Leave out the pictures and copy the remaining records exactly.

:: INPUT ROWS

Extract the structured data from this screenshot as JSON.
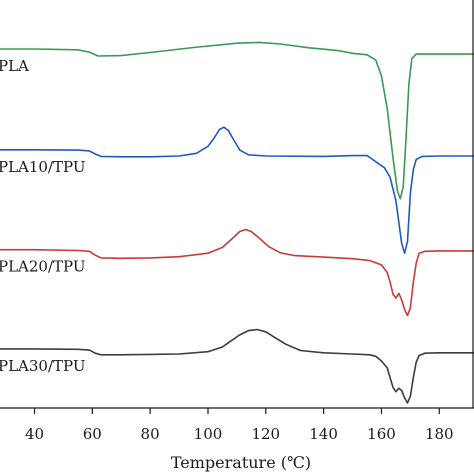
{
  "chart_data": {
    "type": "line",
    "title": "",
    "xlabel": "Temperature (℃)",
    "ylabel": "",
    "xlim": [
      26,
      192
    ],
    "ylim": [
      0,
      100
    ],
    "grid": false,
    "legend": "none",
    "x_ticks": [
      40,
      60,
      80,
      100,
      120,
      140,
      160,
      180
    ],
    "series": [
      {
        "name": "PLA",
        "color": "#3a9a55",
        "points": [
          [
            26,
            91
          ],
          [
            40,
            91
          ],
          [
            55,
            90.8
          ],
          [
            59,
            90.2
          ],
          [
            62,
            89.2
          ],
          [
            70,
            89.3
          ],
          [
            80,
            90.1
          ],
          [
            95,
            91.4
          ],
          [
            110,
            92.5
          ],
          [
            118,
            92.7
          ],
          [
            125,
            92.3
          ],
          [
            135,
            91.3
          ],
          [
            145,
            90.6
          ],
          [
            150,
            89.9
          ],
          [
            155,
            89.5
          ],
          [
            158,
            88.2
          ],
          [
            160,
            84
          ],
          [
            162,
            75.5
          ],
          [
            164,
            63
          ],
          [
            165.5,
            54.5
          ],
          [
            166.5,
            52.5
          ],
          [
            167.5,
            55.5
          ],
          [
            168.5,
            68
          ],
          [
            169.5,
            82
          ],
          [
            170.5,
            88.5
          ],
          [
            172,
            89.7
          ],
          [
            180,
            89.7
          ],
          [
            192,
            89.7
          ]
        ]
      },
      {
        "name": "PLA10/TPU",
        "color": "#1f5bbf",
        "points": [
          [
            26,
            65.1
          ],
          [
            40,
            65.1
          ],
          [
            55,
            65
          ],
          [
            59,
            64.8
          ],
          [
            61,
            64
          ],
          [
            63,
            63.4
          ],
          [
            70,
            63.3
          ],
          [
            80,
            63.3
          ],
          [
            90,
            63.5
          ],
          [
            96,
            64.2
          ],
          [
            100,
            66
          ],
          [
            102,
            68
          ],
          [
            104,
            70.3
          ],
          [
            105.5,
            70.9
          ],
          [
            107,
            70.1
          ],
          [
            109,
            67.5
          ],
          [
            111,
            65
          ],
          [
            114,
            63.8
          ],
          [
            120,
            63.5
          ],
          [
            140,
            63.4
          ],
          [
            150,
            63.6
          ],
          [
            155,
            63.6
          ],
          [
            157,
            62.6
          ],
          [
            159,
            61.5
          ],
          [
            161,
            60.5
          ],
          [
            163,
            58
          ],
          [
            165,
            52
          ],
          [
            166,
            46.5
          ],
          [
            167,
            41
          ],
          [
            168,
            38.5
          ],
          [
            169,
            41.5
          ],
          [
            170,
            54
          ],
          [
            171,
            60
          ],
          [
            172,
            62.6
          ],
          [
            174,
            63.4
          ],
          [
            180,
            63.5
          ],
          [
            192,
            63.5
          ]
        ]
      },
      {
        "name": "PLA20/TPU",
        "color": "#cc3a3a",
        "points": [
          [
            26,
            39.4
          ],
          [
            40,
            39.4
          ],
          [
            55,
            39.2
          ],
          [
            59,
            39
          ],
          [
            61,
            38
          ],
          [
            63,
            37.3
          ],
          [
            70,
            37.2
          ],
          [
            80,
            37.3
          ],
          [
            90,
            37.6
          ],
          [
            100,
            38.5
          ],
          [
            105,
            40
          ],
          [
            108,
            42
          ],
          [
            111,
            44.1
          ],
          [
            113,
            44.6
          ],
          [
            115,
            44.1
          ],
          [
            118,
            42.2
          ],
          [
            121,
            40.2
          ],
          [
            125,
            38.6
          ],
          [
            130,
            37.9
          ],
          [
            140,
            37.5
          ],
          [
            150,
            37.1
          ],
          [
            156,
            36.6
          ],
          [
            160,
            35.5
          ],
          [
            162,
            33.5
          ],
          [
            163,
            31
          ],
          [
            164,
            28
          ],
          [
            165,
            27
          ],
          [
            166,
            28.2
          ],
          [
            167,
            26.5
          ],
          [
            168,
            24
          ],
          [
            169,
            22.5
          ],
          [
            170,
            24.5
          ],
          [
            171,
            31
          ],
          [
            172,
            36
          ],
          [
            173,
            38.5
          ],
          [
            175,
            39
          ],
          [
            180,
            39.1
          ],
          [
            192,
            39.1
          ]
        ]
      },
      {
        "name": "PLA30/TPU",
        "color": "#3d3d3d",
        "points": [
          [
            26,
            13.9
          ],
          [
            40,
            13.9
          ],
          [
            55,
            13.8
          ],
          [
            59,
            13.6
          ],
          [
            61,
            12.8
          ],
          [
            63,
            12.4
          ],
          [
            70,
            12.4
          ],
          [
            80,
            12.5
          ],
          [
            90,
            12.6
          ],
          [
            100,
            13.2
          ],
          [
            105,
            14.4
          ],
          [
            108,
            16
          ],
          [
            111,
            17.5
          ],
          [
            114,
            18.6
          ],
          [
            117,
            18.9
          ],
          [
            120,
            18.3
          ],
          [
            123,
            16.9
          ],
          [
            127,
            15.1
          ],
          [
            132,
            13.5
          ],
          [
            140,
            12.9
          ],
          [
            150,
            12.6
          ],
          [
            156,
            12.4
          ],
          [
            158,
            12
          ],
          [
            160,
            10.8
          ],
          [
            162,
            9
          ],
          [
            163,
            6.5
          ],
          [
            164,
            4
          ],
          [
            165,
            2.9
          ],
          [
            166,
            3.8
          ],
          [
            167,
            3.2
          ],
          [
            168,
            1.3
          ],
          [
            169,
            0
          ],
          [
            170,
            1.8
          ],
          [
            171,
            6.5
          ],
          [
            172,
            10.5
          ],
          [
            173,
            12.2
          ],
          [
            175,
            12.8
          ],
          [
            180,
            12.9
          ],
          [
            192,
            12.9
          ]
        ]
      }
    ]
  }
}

::::

WRITTEN ANSWER =
Extract the structured data from this screenshot as JSON.
{
  "chart_data": {
    "type": "line",
    "title": "",
    "xlabel": "Temperature (℃)",
    "ylabel": "",
    "xlim": [
      26,
      192
    ],
    "ylim": [
      0,
      100
    ],
    "grid": false,
    "legend": "none",
    "x_ticks": [
      40,
      60,
      80,
      100,
      120,
      140,
      160,
      180
    ],
    "series": [
      {
        "name": "PLA",
        "color": "#3a9a55",
        "points": [
          [
            26,
            91
          ],
          [
            40,
            91
          ],
          [
            55,
            90.8
          ],
          [
            59,
            90.2
          ],
          [
            62,
            89.2
          ],
          [
            70,
            89.3
          ],
          [
            80,
            90.1
          ],
          [
            95,
            91.4
          ],
          [
            110,
            92.5
          ],
          [
            118,
            92.7
          ],
          [
            125,
            92.3
          ],
          [
            135,
            91.3
          ],
          [
            145,
            90.6
          ],
          [
            150,
            89.9
          ],
          [
            155,
            89.5
          ],
          [
            158,
            88.2
          ],
          [
            160,
            84
          ],
          [
            162,
            75.5
          ],
          [
            164,
            63
          ],
          [
            165.5,
            54.5
          ],
          [
            166.5,
            52.5
          ],
          [
            167.5,
            55.5
          ],
          [
            168.5,
            68
          ],
          [
            169.5,
            82
          ],
          [
            170.5,
            88.5
          ],
          [
            172,
            89.7
          ],
          [
            180,
            89.7
          ],
          [
            192,
            89.7
          ]
        ]
      },
      {
        "name": "PLA10/TPU",
        "color": "#1f5bbf",
        "points": [
          [
            26,
            65.1
          ],
          [
            40,
            65.1
          ],
          [
            55,
            65
          ],
          [
            59,
            64.8
          ],
          [
            61,
            64
          ],
          [
            63,
            63.4
          ],
          [
            70,
            63.3
          ],
          [
            80,
            63.3
          ],
          [
            90,
            63.5
          ],
          [
            96,
            64.2
          ],
          [
            100,
            66
          ],
          [
            102,
            68
          ],
          [
            104,
            70.3
          ],
          [
            105.5,
            70.9
          ],
          [
            107,
            70.1
          ],
          [
            109,
            67.5
          ],
          [
            111,
            65
          ],
          [
            114,
            63.8
          ],
          [
            120,
            63.5
          ],
          [
            140,
            63.4
          ],
          [
            150,
            63.6
          ],
          [
            155,
            63.6
          ],
          [
            157,
            62.6
          ],
          [
            159,
            61.5
          ],
          [
            161,
            60.5
          ],
          [
            163,
            58
          ],
          [
            165,
            52
          ],
          [
            166,
            46.5
          ],
          [
            167,
            41
          ],
          [
            168,
            38.5
          ],
          [
            169,
            41.5
          ],
          [
            170,
            54
          ],
          [
            171,
            60
          ],
          [
            172,
            62.6
          ],
          [
            174,
            63.4
          ],
          [
            180,
            63.5
          ],
          [
            192,
            63.5
          ]
        ]
      },
      {
        "name": "PLA20/TPU",
        "color": "#cc3a3a",
        "points": [
          [
            26,
            39.4
          ],
          [
            40,
            39.4
          ],
          [
            55,
            39.2
          ],
          [
            59,
            39
          ],
          [
            61,
            38
          ],
          [
            63,
            37.3
          ],
          [
            70,
            37.2
          ],
          [
            80,
            37.3
          ],
          [
            90,
            37.6
          ],
          [
            100,
            38.5
          ],
          [
            105,
            40
          ],
          [
            108,
            42
          ],
          [
            111,
            44.1
          ],
          [
            113,
            44.6
          ],
          [
            115,
            44.1
          ],
          [
            118,
            42.2
          ],
          [
            121,
            40.2
          ],
          [
            125,
            38.6
          ],
          [
            130,
            37.9
          ],
          [
            140,
            37.5
          ],
          [
            150,
            37.1
          ],
          [
            156,
            36.6
          ],
          [
            160,
            35.5
          ],
          [
            162,
            33.5
          ],
          [
            163,
            31
          ],
          [
            164,
            28
          ],
          [
            165,
            27
          ],
          [
            166,
            28.2
          ],
          [
            167,
            26.5
          ],
          [
            168,
            24
          ],
          [
            169,
            22.5
          ],
          [
            170,
            24.5
          ],
          [
            171,
            31
          ],
          [
            172,
            36
          ],
          [
            173,
            38.5
          ],
          [
            175,
            39
          ],
          [
            180,
            39.1
          ],
          [
            192,
            39.1
          ]
        ]
      },
      {
        "name": "PLA30/TPU",
        "color": "#3d3d3d",
        "points": [
          [
            26,
            13.9
          ],
          [
            40,
            13.9
          ],
          [
            55,
            13.8
          ],
          [
            59,
            13.6
          ],
          [
            61,
            12.8
          ],
          [
            63,
            12.4
          ],
          [
            70,
            12.4
          ],
          [
            80,
            12.5
          ],
          [
            90,
            12.6
          ],
          [
            100,
            13.2
          ],
          [
            105,
            14.4
          ],
          [
            108,
            16
          ],
          [
            111,
            17.5
          ],
          [
            114,
            18.6
          ],
          [
            117,
            18.9
          ],
          [
            120,
            18.3
          ],
          [
            123,
            16.9
          ],
          [
            127,
            15.1
          ],
          [
            132,
            13.5
          ],
          [
            140,
            12.9
          ],
          [
            150,
            12.6
          ],
          [
            156,
            12.4
          ],
          [
            158,
            12
          ],
          [
            160,
            10.8
          ],
          [
            162,
            9
          ],
          [
            163,
            6.5
          ],
          [
            164,
            4
          ],
          [
            165,
            2.9
          ],
          [
            166,
            3.8
          ],
          [
            167,
            3.2
          ],
          [
            168,
            1.3
          ],
          [
            169,
            0
          ],
          [
            170,
            1.8
          ],
          [
            171,
            6.5
          ],
          [
            172,
            10.5
          ],
          [
            173,
            12.2
          ],
          [
            175,
            12.8
          ],
          [
            180,
            12.9
          ],
          [
            192,
            12.9
          ]
        ]
      }
    ]
  }
}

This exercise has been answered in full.